→ PROBLEM TO SOLVE:
Figure out how many lines of the material below contain the word "type". Answer with the number only.

→ EXCERPTED RECORDS:
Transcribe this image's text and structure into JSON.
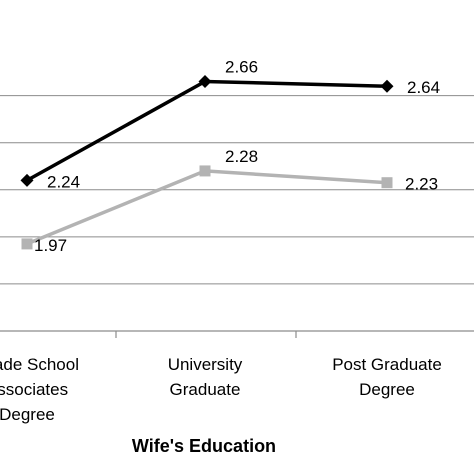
{
  "chart_data": {
    "type": "line",
    "xlabel": "Wife's Education",
    "categories": [
      [
        "Grade School",
        "Associates",
        "Degree"
      ],
      [
        "University",
        "Graduate"
      ],
      [
        "Post Graduate",
        "Degree"
      ]
    ],
    "ylim": [
      1.6,
      2.9
    ],
    "grid": true,
    "series": [
      {
        "values": [
          2.24,
          2.66,
          2.64
        ],
        "color": "#000000",
        "marker": "diamond",
        "labels": [
          "2.24",
          "2.66",
          "2.64"
        ]
      },
      {
        "values": [
          1.97,
          2.28,
          2.23
        ],
        "color": "#b3b3b3",
        "marker": "square",
        "labels": [
          "1.97",
          "2.28",
          "2.23"
        ]
      }
    ]
  }
}
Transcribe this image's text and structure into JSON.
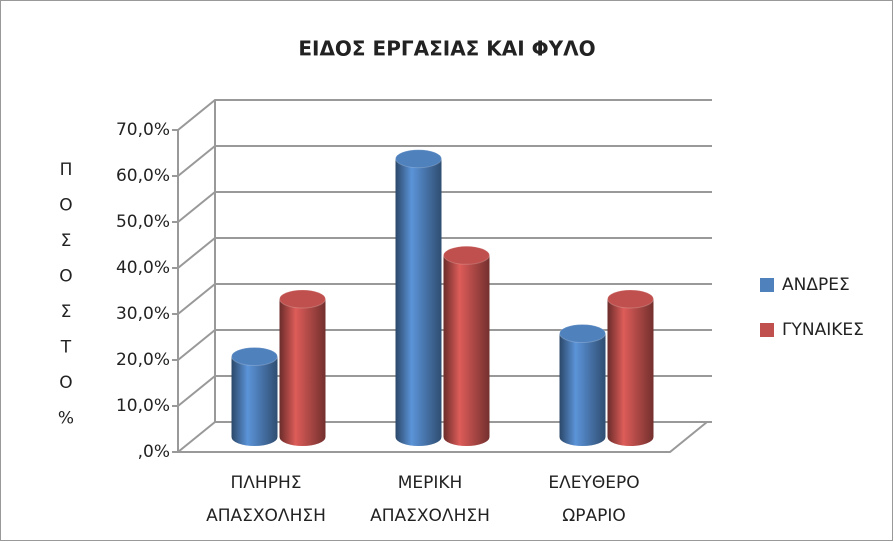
{
  "chart_data": {
    "type": "bar3d",
    "title": "ΕΙΔΟΣ ΕΡΓΑΣΙΑΣ ΚΑΙ ΦΥΛΟ",
    "y_label": "ΠΟΣΟΣΤΟ %",
    "categories": [
      "ΠΛΗΡΗΣ ΑΠΑΣΧΟΛΗΣΗ",
      "ΜΕΡΙΚΗ ΑΠΑΣΧΟΛΗΣΗ",
      "ΕΛΕΥΘΕΡΟ ΩΡΑΡΙΟ"
    ],
    "series": [
      {
        "name": "ΑΝΔΡΕΣ",
        "color": "#4f81bd",
        "values": [
          17.5,
          60.5,
          22.5
        ]
      },
      {
        "name": "ΓΥΝΑΙΚΕΣ",
        "color": "#c0504d",
        "values": [
          30,
          39.5,
          30
        ]
      }
    ],
    "ylim": [
      0,
      70
    ],
    "yticks": [
      {
        "value": 0,
        "label": ",0%"
      },
      {
        "value": 10,
        "label": "10,0%"
      },
      {
        "value": 20,
        "label": "20,0%"
      },
      {
        "value": 30,
        "label": "30,0%"
      },
      {
        "value": 40,
        "label": "40,0%"
      },
      {
        "value": 50,
        "label": "50,0%"
      },
      {
        "value": 60,
        "label": "60,0%"
      },
      {
        "value": 70,
        "label": "70,0%"
      }
    ],
    "grid": true,
    "legend": "right"
  }
}
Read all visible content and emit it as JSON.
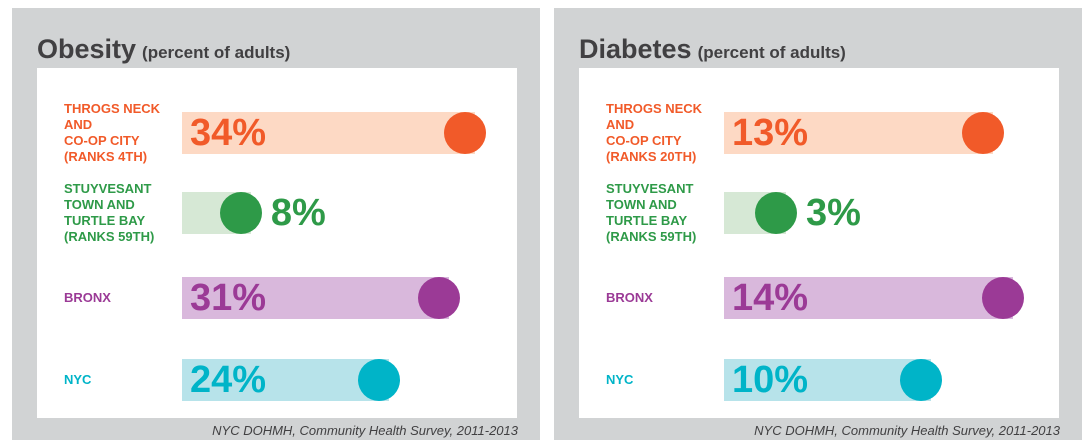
{
  "chart_data": [
    {
      "type": "bar",
      "title": "Obesity",
      "subtitle": "(percent of adults)",
      "source": "NYC DOHMH, Community Health Survey, 2011-2013",
      "categories": [
        "THROGS NECK\nAND\nCO-OP CITY\n(RANKS 4TH)",
        "STUYVESANT\nTOWN AND\nTURTLE BAY\n(RANKS 59TH)",
        "BRONX",
        "NYC"
      ],
      "values": [
        34,
        8,
        31,
        24
      ],
      "value_labels": [
        "34%",
        "8%",
        "31%",
        "24%"
      ],
      "colors": [
        "#f15a29",
        "#2e9a48",
        "#9b3a96",
        "#00b4c8"
      ],
      "bar_colors": [
        "#fdd9c4",
        "#d6e8d5",
        "#d9b8dc",
        "#b7e3ea"
      ],
      "xlim": [
        0,
        36
      ]
    },
    {
      "type": "bar",
      "title": "Diabetes",
      "subtitle": "(percent of adults)",
      "source": "NYC DOHMH, Community Health Survey, 2011-2013",
      "categories": [
        "THROGS NECK\nAND\nCO-OP CITY\n(RANKS 20TH)",
        "STUYVESANT\nTOWN AND\nTURTLE BAY\n(RANKS 59TH)",
        "BRONX",
        "NYC"
      ],
      "values": [
        13,
        3,
        14,
        10
      ],
      "value_labels": [
        "13%",
        "3%",
        "14%",
        "10%"
      ],
      "colors": [
        "#f15a29",
        "#2e9a48",
        "#9b3a96",
        "#00b4c8"
      ],
      "bar_colors": [
        "#fdd9c4",
        "#d6e8d5",
        "#d9b8dc",
        "#b7e3ea"
      ],
      "xlim": [
        0,
        15
      ]
    }
  ]
}
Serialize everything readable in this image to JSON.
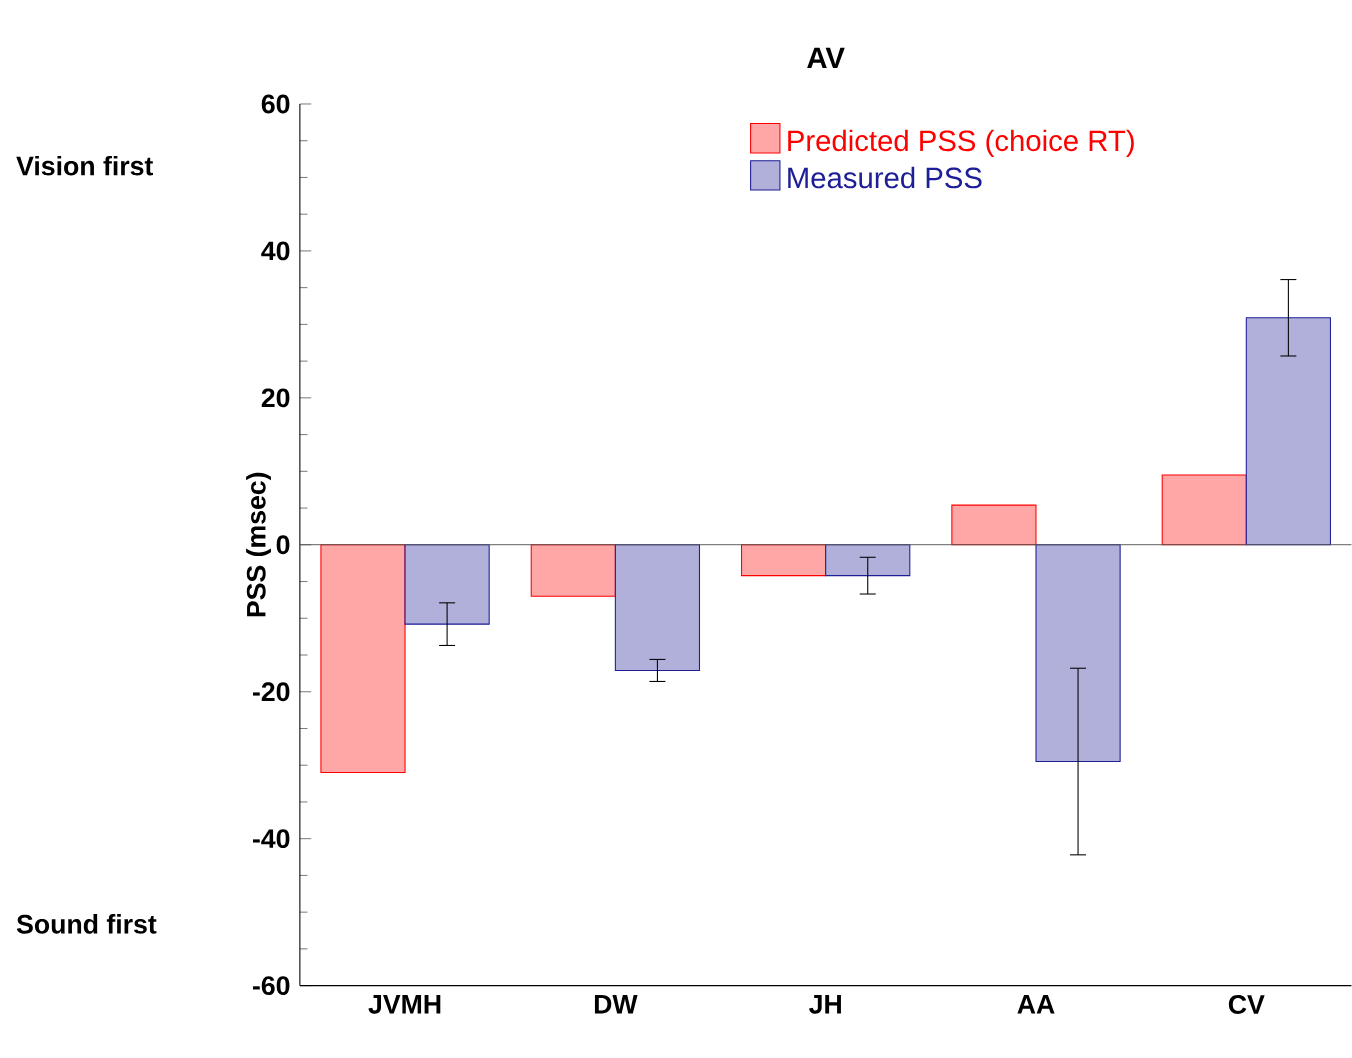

→ ANSWER FOR THIS EXERCISE:
4